Repeat the listing in full, word for word.

**RECORDS SUPPLIED:**
○ ○ ○ ○

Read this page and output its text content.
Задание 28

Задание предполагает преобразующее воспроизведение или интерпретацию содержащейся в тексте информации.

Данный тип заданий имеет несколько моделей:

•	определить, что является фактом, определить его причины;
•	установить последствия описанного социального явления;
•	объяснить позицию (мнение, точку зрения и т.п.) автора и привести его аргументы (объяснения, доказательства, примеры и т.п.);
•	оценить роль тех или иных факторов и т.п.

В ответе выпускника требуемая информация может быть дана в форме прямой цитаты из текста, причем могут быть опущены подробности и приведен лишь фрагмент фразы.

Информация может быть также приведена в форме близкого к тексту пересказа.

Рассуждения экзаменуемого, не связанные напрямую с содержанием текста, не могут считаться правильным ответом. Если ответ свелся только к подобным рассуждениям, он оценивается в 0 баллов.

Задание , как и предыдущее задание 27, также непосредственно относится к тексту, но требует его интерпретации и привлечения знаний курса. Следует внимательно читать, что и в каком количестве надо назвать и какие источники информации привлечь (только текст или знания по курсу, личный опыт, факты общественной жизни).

○ ○ ○ ○

**THE SOLUTION:**
Read this page and output its text content.
Задание 28

Задание предполагает преобразующее воспроизведение или интерпретацию содержащейся в тексте информации.

Данный тип заданий имеет несколько моделей:

•	определить, что является фактом, определить его причины;
•	установить последствия описанного социального явления;
•	объяснить позицию (мнение, точку зрения и т.п.) автора и привести его аргументы (объяснения, доказательства, примеры и т.п.);
•	оценить роль тех или иных факторов и т.п.

В ответе выпускника требуемая информация может быть дана в форме прямой цитаты из текста, причем могут быть опущены подробности и приведен лишь фрагмент фразы.

Информация может быть также приведена в форме близкого к тексту пересказа.

Рассуждения экзаменуемого, не связанные напрямую с содержанием текста, не могут считаться правильным ответом. Если ответ свелся только к подобным рассуждениям, он оценивается в 0 баллов.

Задание , как и предыдущее задание 27, также непосредственно относится к тексту, но требует его интерпретации и привлечения знаний курса. Следует внимательно читать, что и в каком количестве надо назвать и какие источники информации привлечь (только текст или знания по курсу, личный опыт, факты общественной жизни).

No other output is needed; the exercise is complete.